As you descend about 270m, at one point you encounter a field of ferns, and their light green colour makes a nice contrast with the darker green of the trees. The trail joins a gravel road after about 4 hours of hiking and for 0.8km you get this easy hike until you pass Refuge de la Paruline. This hut can be rented by groups, but hikers can use the picnic table outside and there’s an outhouse as well, plus access to the lake for water. There’s only 3.6km left of day’s hike at this point, during which I passed a bull moose in the forest. The park estimates 4.25 to 5.25 hours for this section; I took 5.5 hours, including a half hour rest at the hut.

Campsite: This site is at 750m elevation, and is very close to Lac Manni (only a short steep path away, and is your source of water). The lake did not look appealing to swim in, as there’s lots of algae and the bottom is very rocky. However, it is very pretty to sit on shore and watch the birds (I saw sandpipers and ducks, among others) or just enjoy the view. At dusk I heard a moose pass by my tent. Again no campfires are allowed.

Day 4: La Fougere to Visitor’s Center (16 km)

This section of the trail is rated as the most difficult. It starts off still in the forest, but soon transitions to open barren and rocky terrain. After about 1.5 hours hiking slowly uphill, the transition first requires descending a long, rocky, wet, and steep path, taking you to a stream (Ruisseau de la Grande Fosse, elevation 890m) that you have to cross (easily rock-hopped). Very buggy here but a nice place to fill your water bottle.

ACTIONS TO TAKE
A. List every named place that the trail account mentions.
B. Decide whether each statement agrees with the trail account, answering yes or no and quoting the deciding words: (i) The hut may be rented by individual hikers. (ii) The section took longer than the park's estimate. (iii) Campfires are permitted at the campsite.
C. Extend the trail account beyond its final sentence.

DATASET CONTENT
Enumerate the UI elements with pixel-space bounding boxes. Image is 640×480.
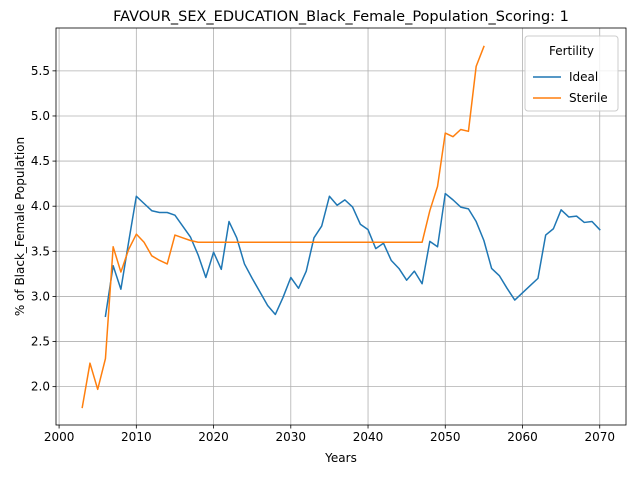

ANSWERS FOR THE TASKS
A. Refuge de la Paruline, Lac Manni, La Fougere, Visitor’s Center, Ruisseau de la Grande Fosse

B.
(i) No: "This hut can be rented by groups, but hikers can use the picnic table outside"
(ii) Yes: "The park estimates 4.25 to 5.25 hours for this section; I took 5.5 hours"
(iii) No: "Again no campfires are allowed."

C.
After about another half an hour you leave the forest and enter the rocky plateau connecting Sommet Albert Nord and Sud. Elevation is about 1000m here, so there is another elevation gain of 100m or so to get here. That is the last time you hike uphill – the rest is down, down, down. It’s pretty cool hiking along the trail and all you see are hillsides dropping away in front of you to a deep valley, but you can’t see the bottom of the valley until you crest the edge. You will notice the snowpacks – yes, even in July – and the most confusing part of the trail was here.

I had no problem knowing exactly where to go at any other time. However, here the large rocks have markings painted on them, and the white trail marker sticks are visible, right up to the edge of the snowpack. Then they disappear. Eventually I saw a white trail marker on the other side of the snowpack so I knew which direction to go (it’s kinda obvious too – don’t go sideways along the edge of the valley, go down). There were also some orange markers staked to the ground I eventually saw, which lead me along the side of the snow pack until I was forced to cross it. No hidden crevices, thank goodness.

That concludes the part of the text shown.